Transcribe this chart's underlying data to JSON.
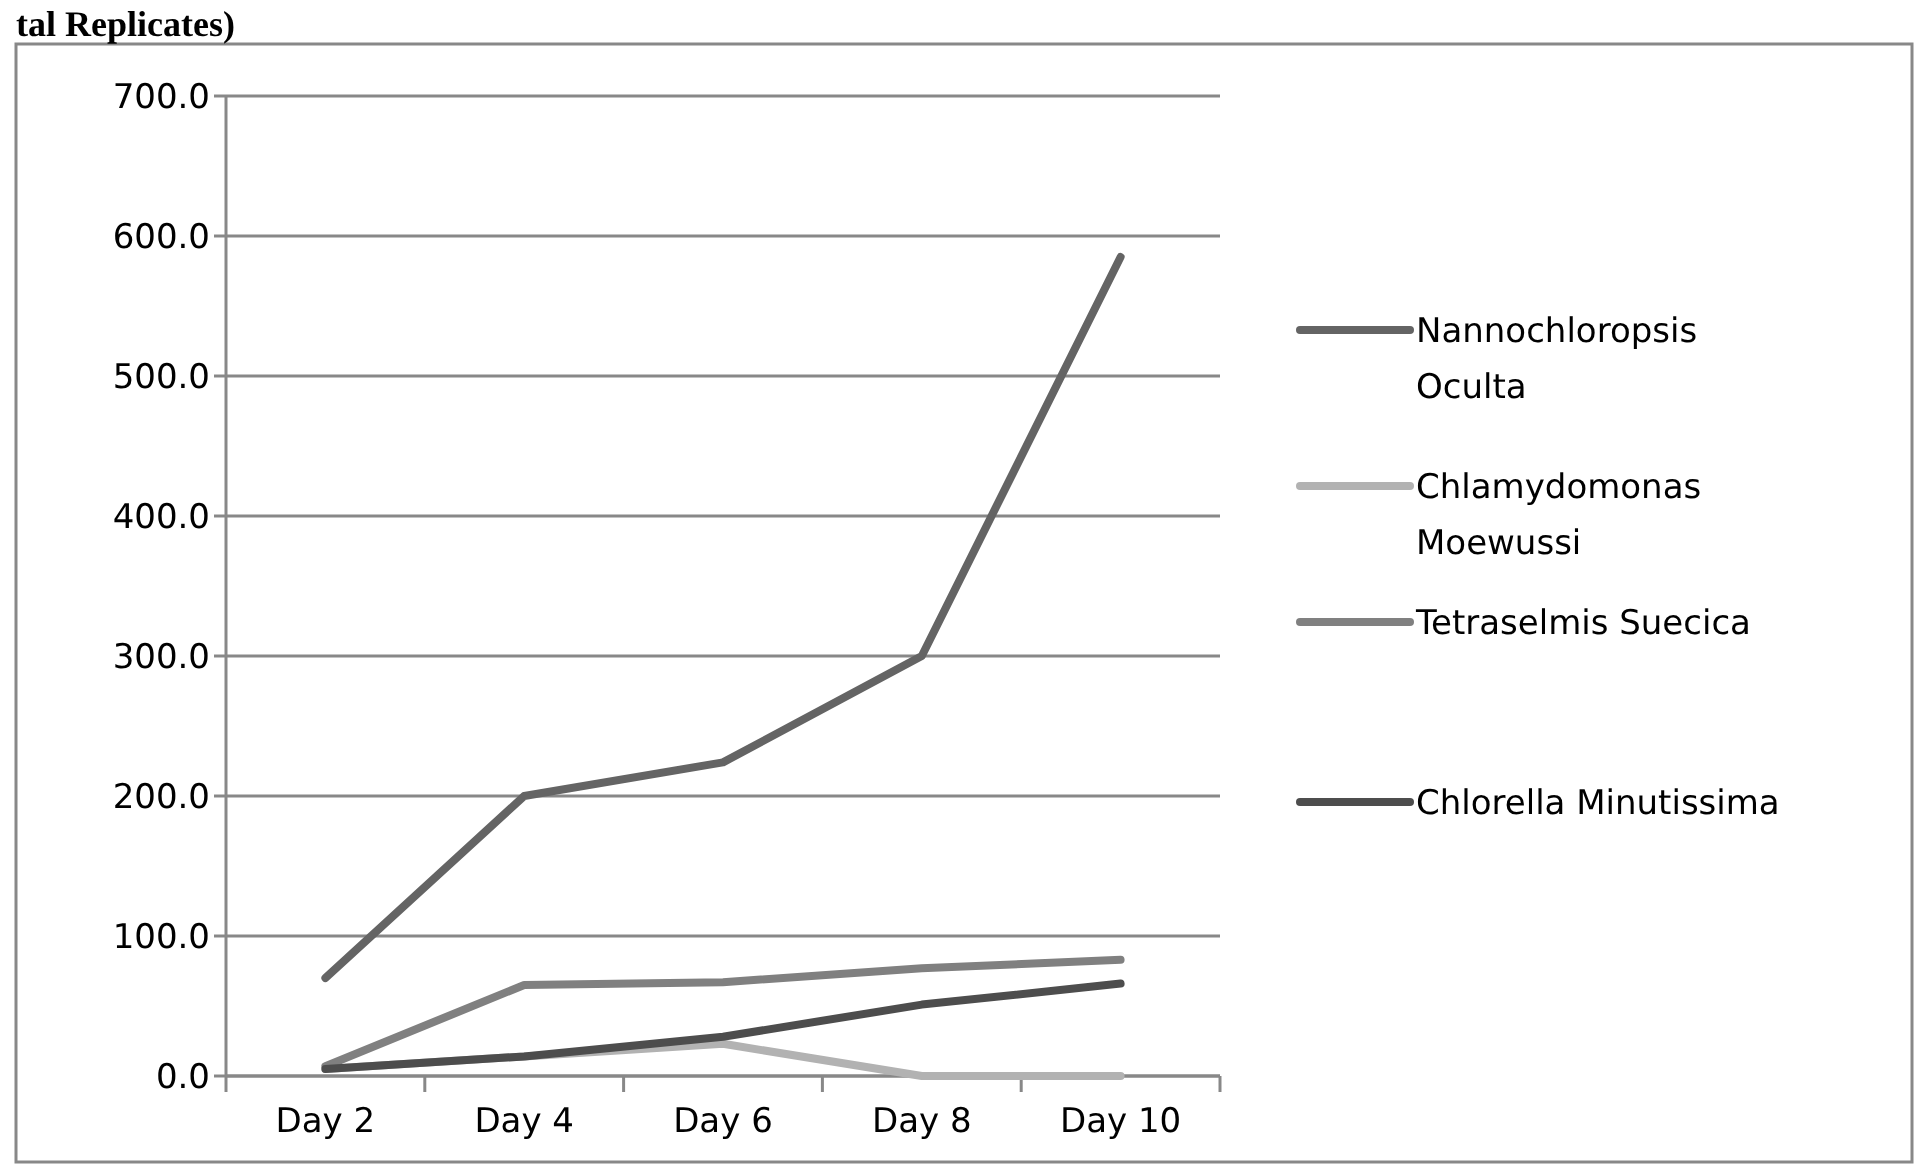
{
  "chart_data": {
    "type": "line",
    "title": "tal Replicates)",
    "categories": [
      "Day 2",
      "Day 4",
      "Day 6",
      "Day 8",
      "Day 10"
    ],
    "series": [
      {
        "name": "Nannochloropsis Oculta",
        "color": "#646464",
        "values": [
          70,
          200,
          224,
          300,
          585
        ]
      },
      {
        "name": "Chlamydomonas Moewussi",
        "color": "#b2b2b2",
        "values": [
          5,
          14,
          23,
          0,
          0
        ]
      },
      {
        "name": "Tetraselmis Suecica",
        "color": "#808080",
        "values": [
          7,
          65,
          67,
          77,
          83
        ]
      },
      {
        "name": "Chlorella Minutissima",
        "color": "#4d4d4d",
        "values": [
          5,
          14,
          28,
          51,
          66
        ]
      }
    ],
    "ylim": [
      0,
      700
    ],
    "yticks": [
      {
        "value": 0,
        "label": "0.0"
      },
      {
        "value": 100,
        "label": "100.0"
      },
      {
        "value": 200,
        "label": "200.0"
      },
      {
        "value": 300,
        "label": "300.0"
      },
      {
        "value": 400,
        "label": "400.0"
      },
      {
        "value": 500,
        "label": "500.0"
      },
      {
        "value": 600,
        "label": "600.0"
      },
      {
        "value": 700,
        "label": "700.0"
      }
    ],
    "grid": "y",
    "legend": "right",
    "marker": "none",
    "line_style": "solid"
  }
}
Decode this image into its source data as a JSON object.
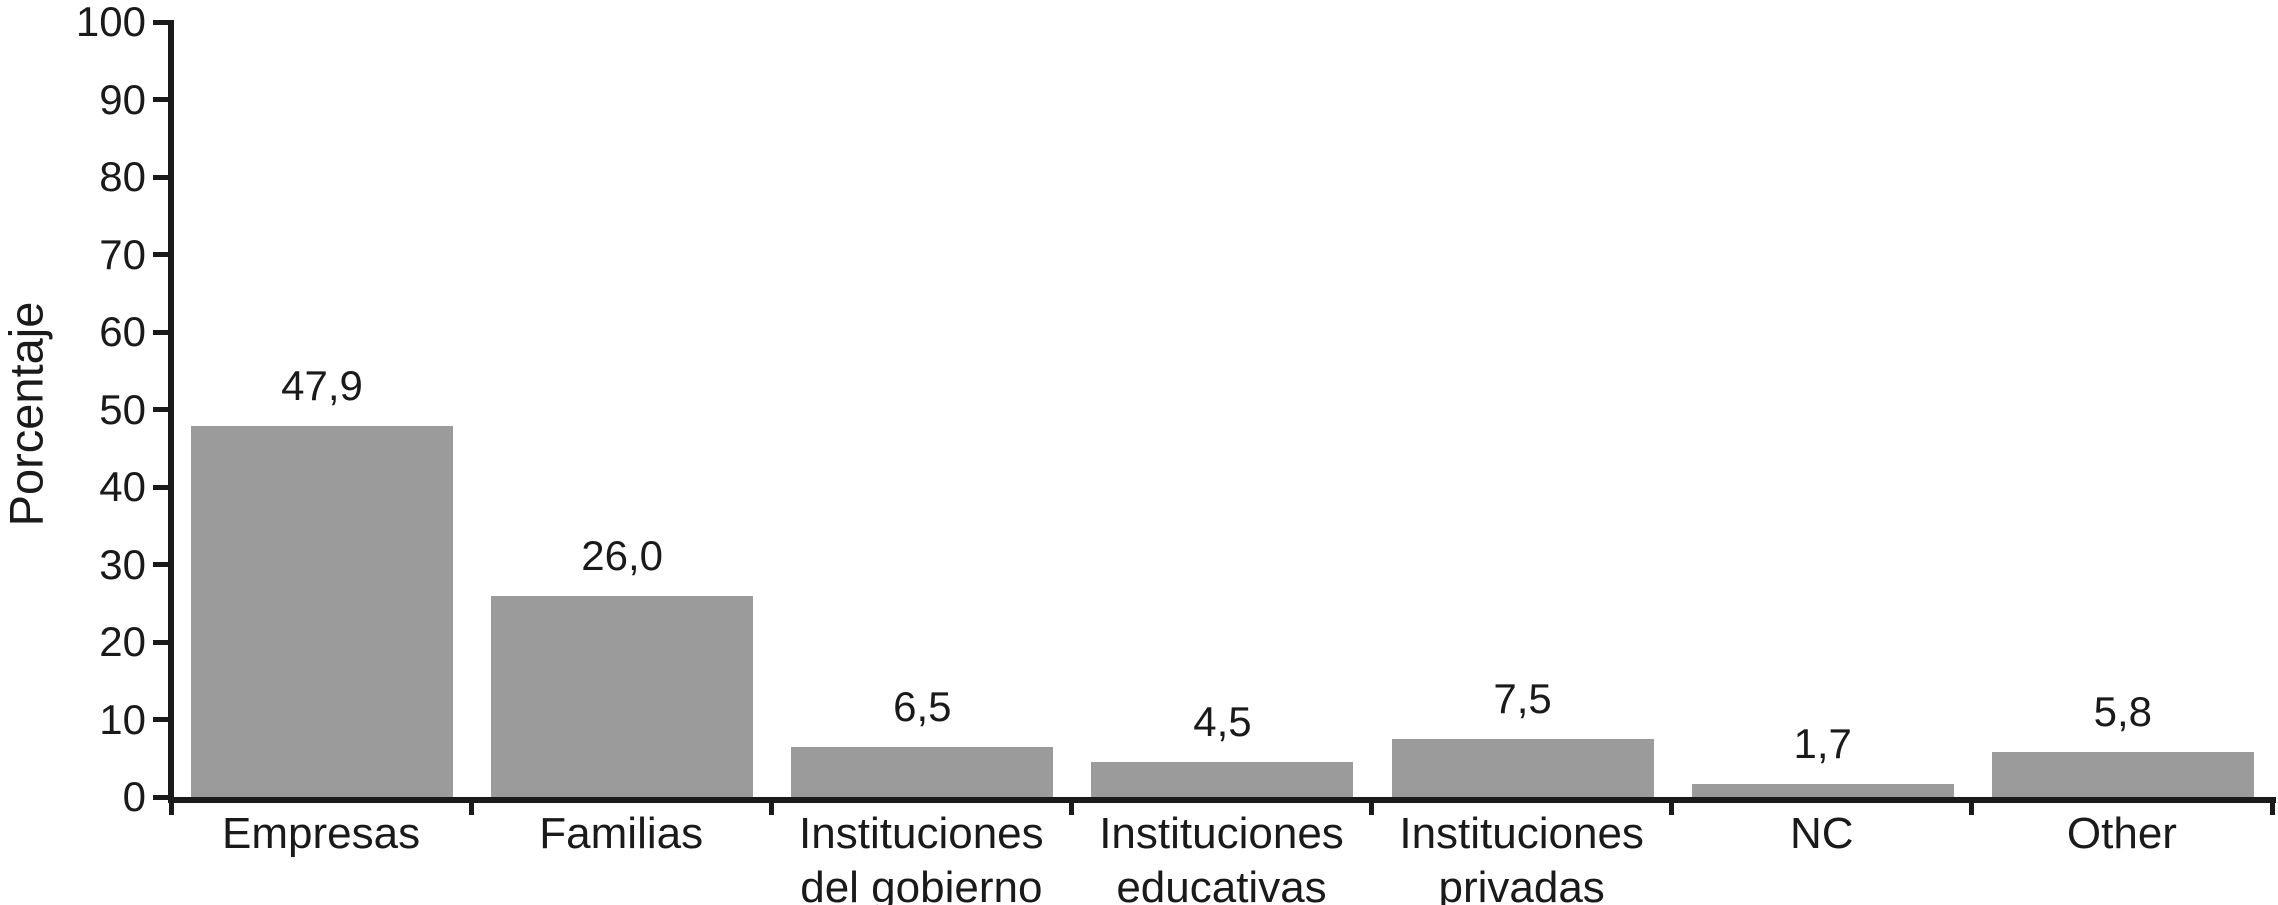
{
  "chart_data": {
    "type": "bar",
    "title": "",
    "ylabel": "Porcentaje",
    "xlabel": "",
    "ylim": [
      0,
      100
    ],
    "ytick_step": 10,
    "yticks": [
      0,
      10,
      20,
      30,
      40,
      50,
      60,
      70,
      80,
      90,
      100
    ],
    "categories": [
      "Empresas",
      "Familias",
      "Instituciones del gobierno",
      "Instituciones educativas",
      "Instituciones privadas",
      "NC",
      "Other"
    ],
    "category_lines": [
      [
        "Empresas"
      ],
      [
        "Familias"
      ],
      [
        "Instituciones",
        "del gobierno"
      ],
      [
        "Instituciones",
        "educativas"
      ],
      [
        "Instituciones",
        "privadas"
      ],
      [
        "NC"
      ],
      [
        "Other"
      ]
    ],
    "values": [
      47.9,
      26.0,
      6.5,
      4.5,
      7.5,
      1.7,
      5.8
    ],
    "value_labels": [
      "47,9",
      "26,0",
      "6,5",
      "4,5",
      "7,5",
      "1,7",
      "5,8"
    ],
    "decimal_separator": ",",
    "grid": false,
    "legend": null,
    "colors": {
      "bar": "#9b9b9b",
      "axis": "#1a1a1a",
      "text": "#1a1a1a",
      "background": "#ffffff"
    }
  }
}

◆ Task requirements: What is the number of lines in the listing that include the word "this"? Give that number and nothing else.

◆ Response to the task: 2